§ **Goal**
Transcribe every line exactly and omit anything that is a picture.

[Data records]
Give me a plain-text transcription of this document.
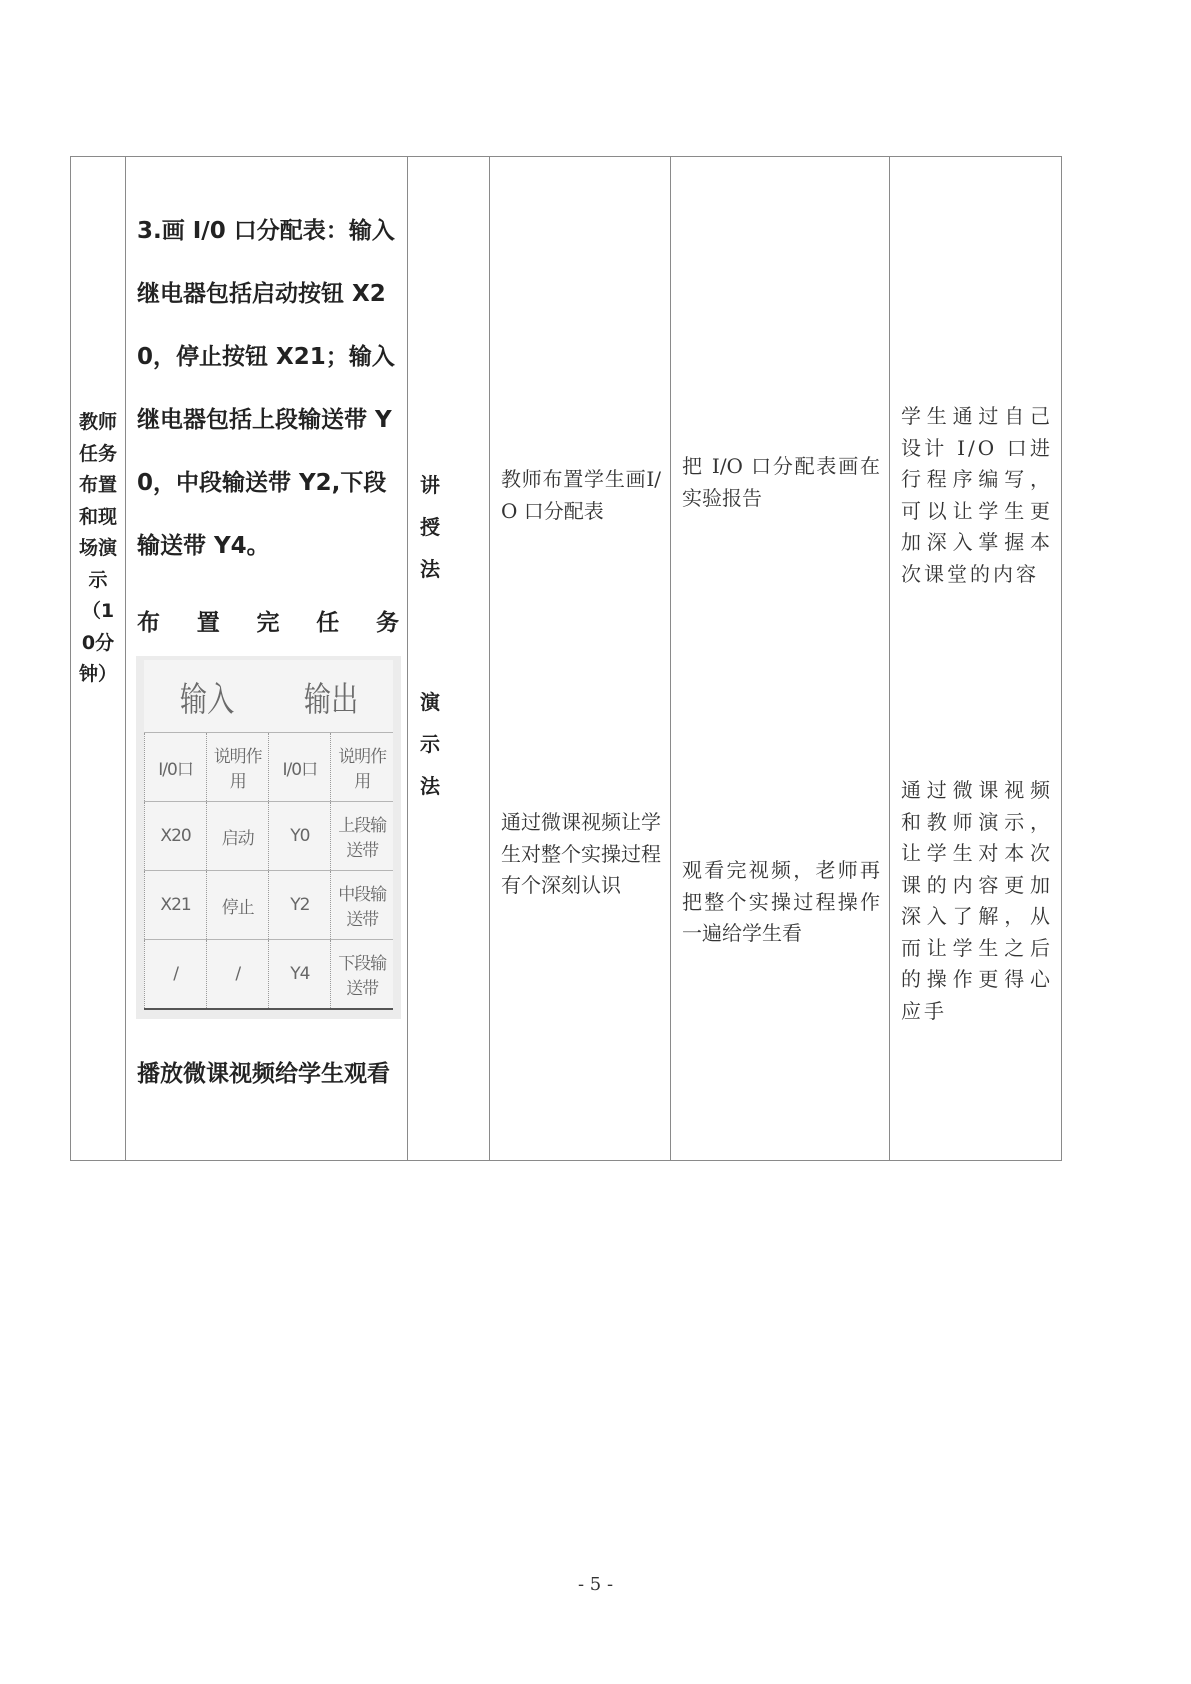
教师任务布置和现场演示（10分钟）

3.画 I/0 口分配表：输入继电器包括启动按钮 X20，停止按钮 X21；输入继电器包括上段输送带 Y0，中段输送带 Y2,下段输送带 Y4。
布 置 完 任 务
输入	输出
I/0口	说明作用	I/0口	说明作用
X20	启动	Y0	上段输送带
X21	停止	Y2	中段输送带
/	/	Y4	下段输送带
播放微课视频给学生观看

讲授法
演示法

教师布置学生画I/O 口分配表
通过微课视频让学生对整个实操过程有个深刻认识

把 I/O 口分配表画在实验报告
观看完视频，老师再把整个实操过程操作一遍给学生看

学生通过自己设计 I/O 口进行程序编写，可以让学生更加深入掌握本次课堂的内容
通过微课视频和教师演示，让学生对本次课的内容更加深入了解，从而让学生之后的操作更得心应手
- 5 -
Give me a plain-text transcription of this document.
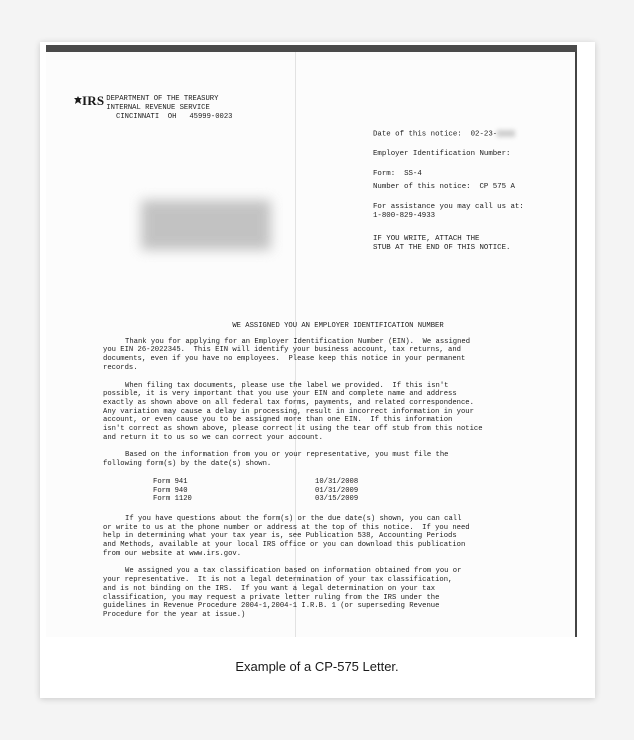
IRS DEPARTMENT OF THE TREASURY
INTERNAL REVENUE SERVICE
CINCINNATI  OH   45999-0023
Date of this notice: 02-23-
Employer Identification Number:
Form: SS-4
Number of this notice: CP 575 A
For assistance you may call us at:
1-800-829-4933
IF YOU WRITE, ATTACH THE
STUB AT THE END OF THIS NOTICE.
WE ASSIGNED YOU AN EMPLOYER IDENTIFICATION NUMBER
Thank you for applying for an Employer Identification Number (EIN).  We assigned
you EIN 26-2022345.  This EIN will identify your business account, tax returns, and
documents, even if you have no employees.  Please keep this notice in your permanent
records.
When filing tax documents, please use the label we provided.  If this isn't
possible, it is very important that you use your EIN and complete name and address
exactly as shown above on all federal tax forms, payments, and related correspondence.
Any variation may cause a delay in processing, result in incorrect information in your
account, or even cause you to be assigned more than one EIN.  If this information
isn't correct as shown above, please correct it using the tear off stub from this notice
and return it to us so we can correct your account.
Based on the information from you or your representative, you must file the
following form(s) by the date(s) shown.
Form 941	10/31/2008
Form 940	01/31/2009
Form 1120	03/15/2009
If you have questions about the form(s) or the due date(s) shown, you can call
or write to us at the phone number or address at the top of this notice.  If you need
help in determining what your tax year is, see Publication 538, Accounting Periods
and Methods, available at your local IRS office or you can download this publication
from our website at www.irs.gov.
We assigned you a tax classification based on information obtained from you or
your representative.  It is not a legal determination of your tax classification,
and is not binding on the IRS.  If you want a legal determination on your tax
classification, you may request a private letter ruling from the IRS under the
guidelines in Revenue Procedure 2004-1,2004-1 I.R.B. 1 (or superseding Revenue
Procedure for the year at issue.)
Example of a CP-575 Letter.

§ **Finished exercise**
Give me a plain-text transcription of this document.
教师任务布置和现场演示（10分钟）

3.画 I/0 口分配表：输入继电器包括启动按钮 X20，停止按钮 X21；输入继电器包括上段输送带 Y0，中段输送带 Y2,下段输送带 Y4。
布 置 完 任 务
输入	输出
I/0口	说明作用	I/0口	说明作用
X20	启动	Y0	上段输送带
X21	停止	Y2	中段输送带
/	/	Y4	下段输送带
播放微课视频给学生观看

讲授法
演示法

教师布置学生画I/O 口分配表
通过微课视频让学生对整个实操过程有个深刻认识

把 I/O 口分配表画在实验报告
观看完视频，老师再把整个实操过程操作一遍给学生看

学生通过自己设计 I/O 口进行程序编写，可以让学生更加深入掌握本次课堂的内容
通过微课视频和教师演示，让学生对本次课的内容更加深入了解，从而让学生之后的操作更得心应手
- 5 -
Give me a plain-text transcription of this document.
IRS DEPARTMENT OF THE TREASURY
INTERNAL REVENUE SERVICE
CINCINNATI  OH   45999-0023
Date of this notice: 02-23-
Employer Identification Number:
Form: SS-4
Number of this notice: CP 575 A
For assistance you may call us at:
1-800-829-4933
IF YOU WRITE, ATTACH THE
STUB AT THE END OF THIS NOTICE.
WE ASSIGNED YOU AN EMPLOYER IDENTIFICATION NUMBER
Thank you for applying for an Employer Identification Number (EIN).  We assigned
you EIN 26-2022345.  This EIN will identify your business account, tax returns, and
documents, even if you have no employees.  Please keep this notice in your permanent
records.
When filing tax documents, please use the label we provided.  If this isn't
possible, it is very important that you use your EIN and complete name and address
exactly as shown above on all federal tax forms, payments, and related correspondence.
Any variation may cause a delay in processing, result in incorrect information in your
account, or even cause you to be assigned more than one EIN.  If this information
isn't correct as shown above, please correct it using the tear off stub from this notice
and return it to us so we can correct your account.
Based on the information from you or your representative, you must file the
following form(s) by the date(s) shown.
Form 941	10/31/2008
Form 940	01/31/2009
Form 1120	03/15/2009
If you have questions about the form(s) or the due date(s) shown, you can call
or write to us at the phone number or address at the top of this notice.  If you need
help in determining what your tax year is, see Publication 538, Accounting Periods
and Methods, available at your local IRS office or you can download this publication
from our website at www.irs.gov.
We assigned you a tax classification based on information obtained from you or
your representative.  It is not a legal determination of your tax classification,
and is not binding on the IRS.  If you want a legal determination on your tax
classification, you may request a private letter ruling from the IRS under the
guidelines in Revenue Procedure 2004-1,2004-1 I.R.B. 1 (or superseding Revenue
Procedure for the year at issue.)
Example of a CP-575 Letter.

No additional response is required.